Copy the data precisely, character for character, and leave out every picture.

## SUPPLIED DATA
▬▬▬

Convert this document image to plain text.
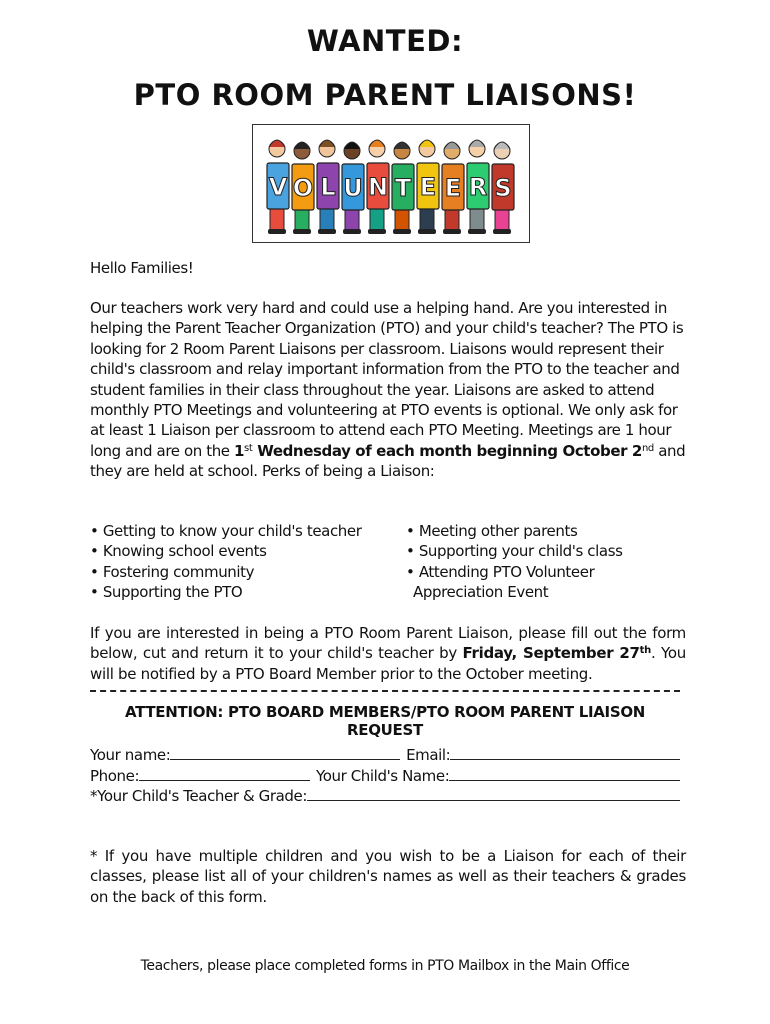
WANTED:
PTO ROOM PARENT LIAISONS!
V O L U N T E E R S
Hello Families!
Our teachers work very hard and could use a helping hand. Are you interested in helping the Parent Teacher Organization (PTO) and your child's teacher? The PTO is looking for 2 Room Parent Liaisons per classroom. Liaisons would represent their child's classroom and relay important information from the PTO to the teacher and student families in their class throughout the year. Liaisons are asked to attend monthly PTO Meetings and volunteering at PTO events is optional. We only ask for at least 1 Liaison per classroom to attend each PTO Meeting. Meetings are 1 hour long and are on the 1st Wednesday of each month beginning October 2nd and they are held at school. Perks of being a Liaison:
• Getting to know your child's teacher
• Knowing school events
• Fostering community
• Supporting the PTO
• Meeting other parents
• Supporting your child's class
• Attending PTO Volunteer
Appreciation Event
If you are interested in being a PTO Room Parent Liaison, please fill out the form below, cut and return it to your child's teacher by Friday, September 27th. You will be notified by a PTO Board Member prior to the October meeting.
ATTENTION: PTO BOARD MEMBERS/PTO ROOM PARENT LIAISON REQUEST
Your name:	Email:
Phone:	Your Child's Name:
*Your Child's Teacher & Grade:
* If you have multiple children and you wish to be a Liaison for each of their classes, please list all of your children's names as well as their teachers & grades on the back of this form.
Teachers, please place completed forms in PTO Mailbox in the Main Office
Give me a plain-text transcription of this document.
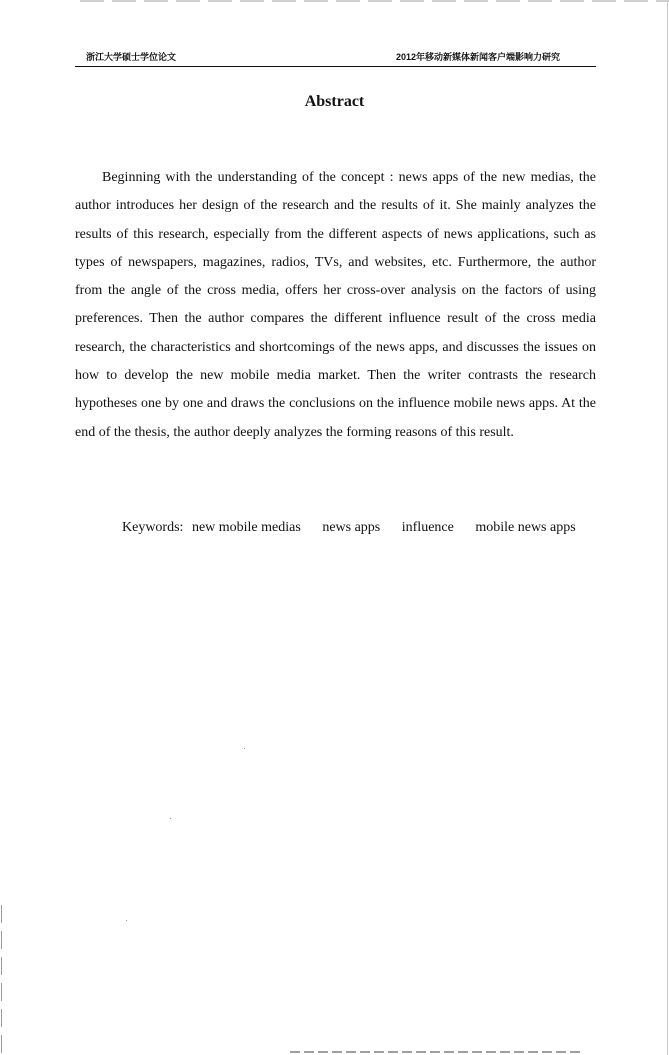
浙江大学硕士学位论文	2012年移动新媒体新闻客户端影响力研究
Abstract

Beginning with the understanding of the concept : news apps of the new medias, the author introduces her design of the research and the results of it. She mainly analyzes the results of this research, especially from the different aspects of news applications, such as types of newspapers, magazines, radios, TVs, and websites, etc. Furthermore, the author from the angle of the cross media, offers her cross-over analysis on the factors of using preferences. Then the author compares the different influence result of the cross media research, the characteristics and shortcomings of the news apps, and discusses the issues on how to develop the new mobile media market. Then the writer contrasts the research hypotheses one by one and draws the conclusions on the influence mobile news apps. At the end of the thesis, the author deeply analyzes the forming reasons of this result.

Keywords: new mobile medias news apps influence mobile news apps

▬▬▬

## OUTPUT
Convert this document image to plain text.
WANTED:
PTO ROOM PARENT LIAISONS!
V O L U N T E E R S
Hello Families!
Our teachers work very hard and could use a helping hand. Are you interested in helping the Parent Teacher Organization (PTO) and your child's teacher? The PTO is looking for 2 Room Parent Liaisons per classroom. Liaisons would represent their child's classroom and relay important information from the PTO to the teacher and student families in their class throughout the year. Liaisons are asked to attend monthly PTO Meetings and volunteering at PTO events is optional. We only ask for at least 1 Liaison per classroom to attend each PTO Meeting. Meetings are 1 hour long and are on the 1st Wednesday of each month beginning October 2nd and they are held at school. Perks of being a Liaison:
• Getting to know your child's teacher
• Knowing school events
• Fostering community
• Supporting the PTO
• Meeting other parents
• Supporting your child's class
• Attending PTO Volunteer
Appreciation Event
If you are interested in being a PTO Room Parent Liaison, please fill out the form below, cut and return it to your child's teacher by Friday, September 27th. You will be notified by a PTO Board Member prior to the October meeting.
ATTENTION: PTO BOARD MEMBERS/PTO ROOM PARENT LIAISON REQUEST
Your name:	Email:
Phone:	Your Child's Name:
*Your Child's Teacher & Grade:
* If you have multiple children and you wish to be a Liaison for each of their classes, please list all of your children's names as well as their teachers & grades on the back of this form.
Teachers, please place completed forms in PTO Mailbox in the Main Office
Give me a plain-text transcription of this document.
浙江大学硕士学位论文	2012年移动新媒体新闻客户端影响力研究
Abstract

Beginning with the understanding of the concept : news apps of the new medias, the author introduces her design of the research and the results of it. She mainly analyzes the results of this research, especially from the different aspects of news applications, such as types of newspapers, magazines, radios, TVs, and websites, etc. Furthermore, the author from the angle of the cross media, offers her cross-over analysis on the factors of using preferences. Then the author compares the different influence result of the cross media research, the characteristics and shortcomings of the news apps, and discusses the issues on how to develop the new mobile media market. Then the writer contrasts the research hypotheses one by one and draws the conclusions on the influence mobile news apps. At the end of the thesis, the author deeply analyzes the forming reasons of this result.

Keywords: new mobile medias news apps influence mobile news apps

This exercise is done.